=== Exercise material ===
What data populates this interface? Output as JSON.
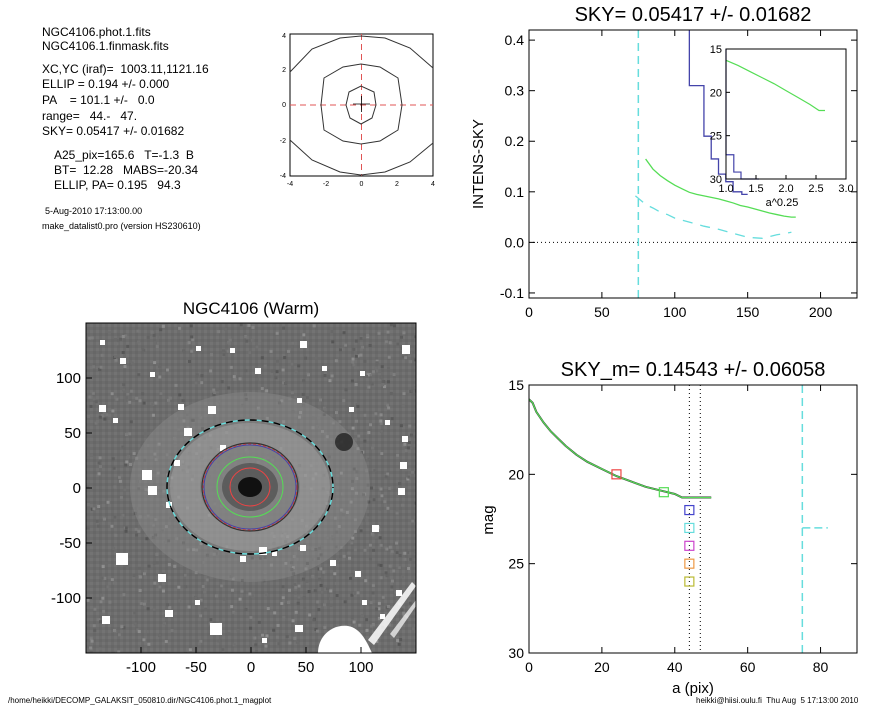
{
  "info": {
    "lines": [
      "NGC4106.phot.1.fits",
      "NGC4106.1.finmask.fits",
      "XC,YC (iraf)=  1003.11,1121.16",
      "ELLIP = 0.194 +/- 0.000",
      "PA    = 101.1 +/-   0.0",
      "range=   44.-   47.",
      "SKY= 0.05417 +/- 0.01682"
    ],
    "params": [
      "A25_pix=165.6   T=-1.3  B",
      "BT=  12.28   MABS=-20.34",
      "ELLIP, PA= 0.195   94.3"
    ],
    "date": "5-Aug-2010 17:13:00.00",
    "program": "make_datalist0.pro (version HS230610)"
  },
  "footer": {
    "left": "/home/heikki/DECOMP_GALAKSIT_050810.dir/NGC4106.phot.1_magplot",
    "right": "heikki@hiisi.oulu.fi  Thu Aug  5 17:13:00 2010"
  },
  "chart_data": [
    {
      "type": "line",
      "panel": "contour",
      "xlim": [
        -4,
        4
      ],
      "ylim": [
        -4,
        4
      ],
      "xticks": [
        "-4",
        "-2",
        "0",
        "2",
        "4"
      ],
      "yticks": [
        "-4",
        "-2",
        "0",
        "2",
        "4"
      ]
    },
    {
      "type": "line",
      "panel": "sky",
      "title": "SKY= 0.05417 +/- 0.01682",
      "xlabel": "",
      "ylabel": "INTENS-SKY",
      "xlim": [
        0,
        225
      ],
      "ylim": [
        -0.11,
        0.42
      ],
      "xticks": [
        "0",
        "50",
        "100",
        "150",
        "200"
      ],
      "yticks": [
        "-0.1",
        "0.0",
        "0.1",
        "0.2",
        "0.3",
        "0.4"
      ],
      "vline_x": 75,
      "series": [
        {
          "color": "#55dd55",
          "x": [
            80,
            85,
            90,
            95,
            100,
            105,
            110,
            115,
            120,
            125,
            130,
            135,
            140,
            145,
            150,
            155,
            160,
            165,
            170,
            175,
            180,
            183
          ],
          "y": [
            0.165,
            0.145,
            0.132,
            0.122,
            0.113,
            0.106,
            0.099,
            0.095,
            0.092,
            0.089,
            0.086,
            0.082,
            0.078,
            0.073,
            0.07,
            0.066,
            0.062,
            0.058,
            0.055,
            0.052,
            0.05,
            0.05
          ]
        },
        {
          "color": "#66dddd",
          "dash": true,
          "x": [
            73,
            80,
            85,
            90,
            95,
            100,
            110,
            120,
            130,
            140,
            150,
            160,
            170,
            180
          ],
          "y": [
            0.092,
            0.075,
            0.068,
            0.06,
            0.055,
            0.048,
            0.04,
            0.032,
            0.026,
            0.018,
            0.01,
            0.008,
            0.015,
            0.02
          ]
        },
        {
          "color": "#4444aa",
          "x": [
            110,
            110,
            120,
            120,
            125,
            125,
            130,
            130,
            135,
            135,
            140,
            140,
            146,
            146,
            150
          ],
          "y": [
            0.42,
            0.31,
            0.31,
            0.21,
            0.21,
            0.165,
            0.165,
            0.135,
            0.135,
            0.12,
            0.12,
            0.1,
            0.1,
            0.095,
            0.095
          ]
        }
      ],
      "inset": {
        "xlabel": "a^0.25",
        "xlim": [
          1.0,
          3.0
        ],
        "ylim": [
          30,
          15
        ],
        "xticks": [
          "1.0",
          "1.5",
          "2.0",
          "2.5",
          "3.0"
        ],
        "yticks": [
          "15",
          "20",
          "25",
          "30"
        ],
        "series": [
          {
            "color": "#55dd55",
            "x": [
              1.0,
              1.2,
              1.4,
              1.6,
              1.8,
              2.0,
              2.2,
              2.4,
              2.55,
              2.65
            ],
            "y": [
              16.3,
              16.9,
              17.6,
              18.3,
              19.0,
              19.8,
              20.6,
              21.4,
              22.1,
              22.1
            ]
          },
          {
            "color": "#4444aa",
            "x": [
              1.0,
              1.0,
              1.13,
              1.13,
              1.25,
              1.25,
              1.45,
              1.45,
              1.55
            ],
            "y": [
              15,
              27.2,
              27.2,
              29.2,
              29.2,
              30.5,
              30.5,
              30.5,
              30.5
            ]
          }
        ]
      }
    },
    {
      "type": "heatmap",
      "panel": "image",
      "title": "NGC4106 (Warm)",
      "xlim": [
        -150,
        150
      ],
      "ylim": [
        -150,
        150
      ],
      "xticks": [
        "-100",
        "-50",
        "0",
        "50",
        "100"
      ],
      "yticks": [
        "-100",
        "-50",
        "0",
        "50",
        "100"
      ]
    },
    {
      "type": "line",
      "panel": "mag",
      "title": "SKY_m=  0.14543 +/- 0.06058",
      "xlabel": "a (pix)",
      "ylabel": "mag",
      "xlim": [
        0,
        90
      ],
      "ylim": [
        30,
        15
      ],
      "xticks": [
        "0",
        "20",
        "40",
        "60",
        "80"
      ],
      "yticks": [
        "15",
        "20",
        "25",
        "30"
      ],
      "vlines_dotted": [
        44,
        47
      ],
      "vline_dashed": 75,
      "series": [
        {
          "color": "#55dd55",
          "x": [
            0,
            1,
            2,
            4,
            6,
            8,
            10,
            13,
            16,
            20,
            24,
            28,
            32,
            36,
            40,
            42,
            44,
            46,
            48,
            50
          ],
          "y": [
            15.8,
            16.0,
            16.5,
            17.1,
            17.6,
            18.0,
            18.4,
            18.9,
            19.3,
            19.7,
            20.1,
            20.4,
            20.7,
            20.9,
            21.1,
            21.3,
            21.3,
            21.3,
            21.3,
            21.3
          ]
        }
      ],
      "markers": [
        {
          "color": "#ee4444",
          "x": 24,
          "y": 20.0
        },
        {
          "color": "#55dd55",
          "x": 37,
          "y": 21.0
        },
        {
          "color": "#4444cc",
          "x": 44,
          "y": 22.0
        },
        {
          "color": "#66dddd",
          "x": 44,
          "y": 23.0
        },
        {
          "color": "#cc44cc",
          "x": 44,
          "y": 24.0
        },
        {
          "color": "#ee9944",
          "x": 44,
          "y": 25.0
        },
        {
          "color": "#bbbb33",
          "x": 44,
          "y": 26.0
        }
      ],
      "sky_marker": {
        "color": "#66dddd",
        "x": [
          75,
          82
        ],
        "y": 23.0
      }
    }
  ]
}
===
> **Objective**
Retype each line of the listing above word for word. Exclude the pictures.

> **Result**
What data populates this interface? Output as JSON.
{
  "info": {
    "lines": [
      "NGC4106.phot.1.fits",
      "NGC4106.1.finmask.fits",
      "XC,YC (iraf)=  1003.11,1121.16",
      "ELLIP = 0.194 +/- 0.000",
      "PA    = 101.1 +/-   0.0",
      "range=   44.-   47.",
      "SKY= 0.05417 +/- 0.01682"
    ],
    "params": [
      "A25_pix=165.6   T=-1.3  B",
      "BT=  12.28   MABS=-20.34",
      "ELLIP, PA= 0.195   94.3"
    ],
    "date": "5-Aug-2010 17:13:00.00",
    "program": "make_datalist0.pro (version HS230610)"
  },
  "footer": {
    "left": "/home/heikki/DECOMP_GALAKSIT_050810.dir/NGC4106.phot.1_magplot",
    "right": "heikki@hiisi.oulu.fi  Thu Aug  5 17:13:00 2010"
  },
  "chart_data": [
    {
      "type": "line",
      "panel": "contour",
      "xlim": [
        -4,
        4
      ],
      "ylim": [
        -4,
        4
      ],
      "xticks": [
        "-4",
        "-2",
        "0",
        "2",
        "4"
      ],
      "yticks": [
        "-4",
        "-2",
        "0",
        "2",
        "4"
      ]
    },
    {
      "type": "line",
      "panel": "sky",
      "title": "SKY= 0.05417 +/- 0.01682",
      "xlabel": "",
      "ylabel": "INTENS-SKY",
      "xlim": [
        0,
        225
      ],
      "ylim": [
        -0.11,
        0.42
      ],
      "xticks": [
        "0",
        "50",
        "100",
        "150",
        "200"
      ],
      "yticks": [
        "-0.1",
        "0.0",
        "0.1",
        "0.2",
        "0.3",
        "0.4"
      ],
      "vline_x": 75,
      "series": [
        {
          "color": "#55dd55",
          "x": [
            80,
            85,
            90,
            95,
            100,
            105,
            110,
            115,
            120,
            125,
            130,
            135,
            140,
            145,
            150,
            155,
            160,
            165,
            170,
            175,
            180,
            183
          ],
          "y": [
            0.165,
            0.145,
            0.132,
            0.122,
            0.113,
            0.106,
            0.099,
            0.095,
            0.092,
            0.089,
            0.086,
            0.082,
            0.078,
            0.073,
            0.07,
            0.066,
            0.062,
            0.058,
            0.055,
            0.052,
            0.05,
            0.05
          ]
        },
        {
          "color": "#66dddd",
          "dash": true,
          "x": [
            73,
            80,
            85,
            90,
            95,
            100,
            110,
            120,
            130,
            140,
            150,
            160,
            170,
            180
          ],
          "y": [
            0.092,
            0.075,
            0.068,
            0.06,
            0.055,
            0.048,
            0.04,
            0.032,
            0.026,
            0.018,
            0.01,
            0.008,
            0.015,
            0.02
          ]
        },
        {
          "color": "#4444aa",
          "x": [
            110,
            110,
            120,
            120,
            125,
            125,
            130,
            130,
            135,
            135,
            140,
            140,
            146,
            146,
            150
          ],
          "y": [
            0.42,
            0.31,
            0.31,
            0.21,
            0.21,
            0.165,
            0.165,
            0.135,
            0.135,
            0.12,
            0.12,
            0.1,
            0.1,
            0.095,
            0.095
          ]
        }
      ],
      "inset": {
        "xlabel": "a^0.25",
        "xlim": [
          1.0,
          3.0
        ],
        "ylim": [
          30,
          15
        ],
        "xticks": [
          "1.0",
          "1.5",
          "2.0",
          "2.5",
          "3.0"
        ],
        "yticks": [
          "15",
          "20",
          "25",
          "30"
        ],
        "series": [
          {
            "color": "#55dd55",
            "x": [
              1.0,
              1.2,
              1.4,
              1.6,
              1.8,
              2.0,
              2.2,
              2.4,
              2.55,
              2.65
            ],
            "y": [
              16.3,
              16.9,
              17.6,
              18.3,
              19.0,
              19.8,
              20.6,
              21.4,
              22.1,
              22.1
            ]
          },
          {
            "color": "#4444aa",
            "x": [
              1.0,
              1.0,
              1.13,
              1.13,
              1.25,
              1.25,
              1.45,
              1.45,
              1.55
            ],
            "y": [
              15,
              27.2,
              27.2,
              29.2,
              29.2,
              30.5,
              30.5,
              30.5,
              30.5
            ]
          }
        ]
      }
    },
    {
      "type": "heatmap",
      "panel": "image",
      "title": "NGC4106 (Warm)",
      "xlim": [
        -150,
        150
      ],
      "ylim": [
        -150,
        150
      ],
      "xticks": [
        "-100",
        "-50",
        "0",
        "50",
        "100"
      ],
      "yticks": [
        "-100",
        "-50",
        "0",
        "50",
        "100"
      ]
    },
    {
      "type": "line",
      "panel": "mag",
      "title": "SKY_m=  0.14543 +/- 0.06058",
      "xlabel": "a (pix)",
      "ylabel": "mag",
      "xlim": [
        0,
        90
      ],
      "ylim": [
        30,
        15
      ],
      "xticks": [
        "0",
        "20",
        "40",
        "60",
        "80"
      ],
      "yticks": [
        "15",
        "20",
        "25",
        "30"
      ],
      "vlines_dotted": [
        44,
        47
      ],
      "vline_dashed": 75,
      "series": [
        {
          "color": "#55dd55",
          "x": [
            0,
            1,
            2,
            4,
            6,
            8,
            10,
            13,
            16,
            20,
            24,
            28,
            32,
            36,
            40,
            42,
            44,
            46,
            48,
            50
          ],
          "y": [
            15.8,
            16.0,
            16.5,
            17.1,
            17.6,
            18.0,
            18.4,
            18.9,
            19.3,
            19.7,
            20.1,
            20.4,
            20.7,
            20.9,
            21.1,
            21.3,
            21.3,
            21.3,
            21.3,
            21.3
          ]
        }
      ],
      "markers": [
        {
          "color": "#ee4444",
          "x": 24,
          "y": 20.0
        },
        {
          "color": "#55dd55",
          "x": 37,
          "y": 21.0
        },
        {
          "color": "#4444cc",
          "x": 44,
          "y": 22.0
        },
        {
          "color": "#66dddd",
          "x": 44,
          "y": 23.0
        },
        {
          "color": "#cc44cc",
          "x": 44,
          "y": 24.0
        },
        {
          "color": "#ee9944",
          "x": 44,
          "y": 25.0
        },
        {
          "color": "#bbbb33",
          "x": 44,
          "y": 26.0
        }
      ],
      "sky_marker": {
        "color": "#66dddd",
        "x": [
          75,
          82
        ],
        "y": 23.0
      }
    }
  ]
}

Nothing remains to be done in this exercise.